(What is needed) Find the string "JSON" and gather every line that holds it.

(Listed entries)
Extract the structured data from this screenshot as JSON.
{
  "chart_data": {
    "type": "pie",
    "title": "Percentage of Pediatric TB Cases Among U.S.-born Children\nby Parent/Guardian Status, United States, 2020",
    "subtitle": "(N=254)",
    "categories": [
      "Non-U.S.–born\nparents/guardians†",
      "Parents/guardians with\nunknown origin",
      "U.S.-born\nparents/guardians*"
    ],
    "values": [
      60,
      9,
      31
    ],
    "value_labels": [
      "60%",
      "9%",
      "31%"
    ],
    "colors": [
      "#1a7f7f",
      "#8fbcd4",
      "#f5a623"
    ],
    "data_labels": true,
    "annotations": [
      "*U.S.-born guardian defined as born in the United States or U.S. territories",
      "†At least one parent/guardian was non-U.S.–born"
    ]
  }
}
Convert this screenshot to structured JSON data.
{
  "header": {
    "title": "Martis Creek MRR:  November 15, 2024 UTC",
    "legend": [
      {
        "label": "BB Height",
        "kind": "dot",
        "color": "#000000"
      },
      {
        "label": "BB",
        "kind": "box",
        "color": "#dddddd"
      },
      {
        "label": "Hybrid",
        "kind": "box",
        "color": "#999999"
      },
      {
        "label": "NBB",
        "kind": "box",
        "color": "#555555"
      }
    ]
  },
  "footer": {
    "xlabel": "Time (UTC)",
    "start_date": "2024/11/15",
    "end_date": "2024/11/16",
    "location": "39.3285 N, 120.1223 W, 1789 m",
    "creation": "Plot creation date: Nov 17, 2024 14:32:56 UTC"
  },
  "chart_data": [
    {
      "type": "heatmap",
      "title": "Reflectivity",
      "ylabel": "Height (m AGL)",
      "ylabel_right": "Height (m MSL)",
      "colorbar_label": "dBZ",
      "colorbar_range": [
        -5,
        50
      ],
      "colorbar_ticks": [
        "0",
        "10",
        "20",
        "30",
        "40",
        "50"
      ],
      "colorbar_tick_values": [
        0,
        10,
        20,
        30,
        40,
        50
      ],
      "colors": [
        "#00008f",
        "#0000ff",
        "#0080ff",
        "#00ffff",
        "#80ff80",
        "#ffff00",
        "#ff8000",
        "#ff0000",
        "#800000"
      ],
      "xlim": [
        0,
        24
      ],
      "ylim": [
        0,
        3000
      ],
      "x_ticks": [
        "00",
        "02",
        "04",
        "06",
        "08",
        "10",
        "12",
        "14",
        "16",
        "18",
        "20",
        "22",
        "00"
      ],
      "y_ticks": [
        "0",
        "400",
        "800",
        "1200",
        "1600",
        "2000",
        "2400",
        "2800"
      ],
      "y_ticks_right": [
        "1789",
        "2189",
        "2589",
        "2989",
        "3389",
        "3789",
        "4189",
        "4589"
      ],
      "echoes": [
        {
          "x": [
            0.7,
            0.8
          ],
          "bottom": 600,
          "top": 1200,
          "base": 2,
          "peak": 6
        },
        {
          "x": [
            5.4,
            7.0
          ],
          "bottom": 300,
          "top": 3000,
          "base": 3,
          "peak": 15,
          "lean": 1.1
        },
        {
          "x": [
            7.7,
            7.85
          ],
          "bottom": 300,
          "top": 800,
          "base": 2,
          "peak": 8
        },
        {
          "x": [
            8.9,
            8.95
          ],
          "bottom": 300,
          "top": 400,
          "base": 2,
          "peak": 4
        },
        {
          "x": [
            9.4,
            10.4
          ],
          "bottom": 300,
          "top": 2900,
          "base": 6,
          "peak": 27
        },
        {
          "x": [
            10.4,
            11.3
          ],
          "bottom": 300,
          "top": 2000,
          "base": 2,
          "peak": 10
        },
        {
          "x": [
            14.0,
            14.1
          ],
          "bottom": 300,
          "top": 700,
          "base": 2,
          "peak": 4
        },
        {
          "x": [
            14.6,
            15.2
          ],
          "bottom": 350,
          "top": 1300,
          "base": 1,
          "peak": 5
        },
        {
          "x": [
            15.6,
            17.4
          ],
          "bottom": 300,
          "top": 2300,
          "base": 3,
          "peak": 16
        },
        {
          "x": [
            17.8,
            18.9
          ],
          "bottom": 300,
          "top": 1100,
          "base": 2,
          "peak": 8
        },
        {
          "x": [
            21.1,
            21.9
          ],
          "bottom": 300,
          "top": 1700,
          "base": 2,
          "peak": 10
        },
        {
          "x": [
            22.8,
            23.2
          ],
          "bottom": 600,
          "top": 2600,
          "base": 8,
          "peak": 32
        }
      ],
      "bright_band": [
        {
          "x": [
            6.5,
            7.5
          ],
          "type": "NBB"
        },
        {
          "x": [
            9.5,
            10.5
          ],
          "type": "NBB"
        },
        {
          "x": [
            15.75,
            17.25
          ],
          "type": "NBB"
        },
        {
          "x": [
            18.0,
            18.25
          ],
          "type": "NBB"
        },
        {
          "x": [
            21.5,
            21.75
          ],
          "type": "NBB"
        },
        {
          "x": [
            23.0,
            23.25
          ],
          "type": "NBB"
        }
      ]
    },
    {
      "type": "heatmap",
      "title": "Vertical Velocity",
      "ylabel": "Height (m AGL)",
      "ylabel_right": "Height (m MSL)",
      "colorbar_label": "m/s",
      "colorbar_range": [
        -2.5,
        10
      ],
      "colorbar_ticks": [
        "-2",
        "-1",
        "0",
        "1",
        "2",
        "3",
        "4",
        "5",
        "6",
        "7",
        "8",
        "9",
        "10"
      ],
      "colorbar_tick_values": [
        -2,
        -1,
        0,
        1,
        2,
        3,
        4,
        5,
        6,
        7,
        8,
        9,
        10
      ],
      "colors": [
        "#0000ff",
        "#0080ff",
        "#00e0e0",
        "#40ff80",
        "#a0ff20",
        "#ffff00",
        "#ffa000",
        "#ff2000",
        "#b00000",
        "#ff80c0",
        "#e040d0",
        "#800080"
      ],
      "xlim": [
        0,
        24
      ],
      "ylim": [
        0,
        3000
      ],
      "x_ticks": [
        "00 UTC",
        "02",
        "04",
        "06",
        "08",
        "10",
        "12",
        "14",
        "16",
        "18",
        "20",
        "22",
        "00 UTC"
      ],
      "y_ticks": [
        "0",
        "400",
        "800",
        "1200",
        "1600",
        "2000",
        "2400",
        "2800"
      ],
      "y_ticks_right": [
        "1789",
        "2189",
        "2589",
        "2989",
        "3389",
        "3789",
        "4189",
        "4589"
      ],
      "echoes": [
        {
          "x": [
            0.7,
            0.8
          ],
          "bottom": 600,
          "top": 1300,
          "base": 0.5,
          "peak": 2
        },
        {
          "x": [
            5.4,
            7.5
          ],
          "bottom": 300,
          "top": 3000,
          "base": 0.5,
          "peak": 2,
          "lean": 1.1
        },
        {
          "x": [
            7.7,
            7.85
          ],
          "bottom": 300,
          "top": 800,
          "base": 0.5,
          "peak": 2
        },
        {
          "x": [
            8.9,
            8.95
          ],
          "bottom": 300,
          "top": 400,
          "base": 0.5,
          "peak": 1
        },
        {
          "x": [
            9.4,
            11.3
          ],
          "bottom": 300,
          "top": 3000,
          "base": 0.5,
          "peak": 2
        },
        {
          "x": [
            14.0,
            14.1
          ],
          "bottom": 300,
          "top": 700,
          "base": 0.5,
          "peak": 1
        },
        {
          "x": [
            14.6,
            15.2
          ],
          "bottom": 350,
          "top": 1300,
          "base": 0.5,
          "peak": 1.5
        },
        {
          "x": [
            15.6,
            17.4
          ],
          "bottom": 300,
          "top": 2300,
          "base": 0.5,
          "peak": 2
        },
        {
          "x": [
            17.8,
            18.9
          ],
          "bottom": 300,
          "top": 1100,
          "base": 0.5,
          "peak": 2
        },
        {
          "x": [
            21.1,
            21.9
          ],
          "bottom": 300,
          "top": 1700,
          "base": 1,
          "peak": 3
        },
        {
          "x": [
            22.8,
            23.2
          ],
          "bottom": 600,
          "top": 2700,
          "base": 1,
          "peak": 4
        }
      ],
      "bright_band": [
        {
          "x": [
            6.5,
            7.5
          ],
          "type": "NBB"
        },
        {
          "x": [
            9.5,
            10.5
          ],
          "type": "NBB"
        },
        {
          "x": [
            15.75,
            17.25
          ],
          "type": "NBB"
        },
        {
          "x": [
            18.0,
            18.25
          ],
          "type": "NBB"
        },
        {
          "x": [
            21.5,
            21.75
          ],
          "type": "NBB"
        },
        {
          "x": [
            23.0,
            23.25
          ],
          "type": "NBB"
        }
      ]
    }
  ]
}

(Full solution)
Extract the structured data from this screenshot as JSON.
Convert this screenshot to structured JSON data.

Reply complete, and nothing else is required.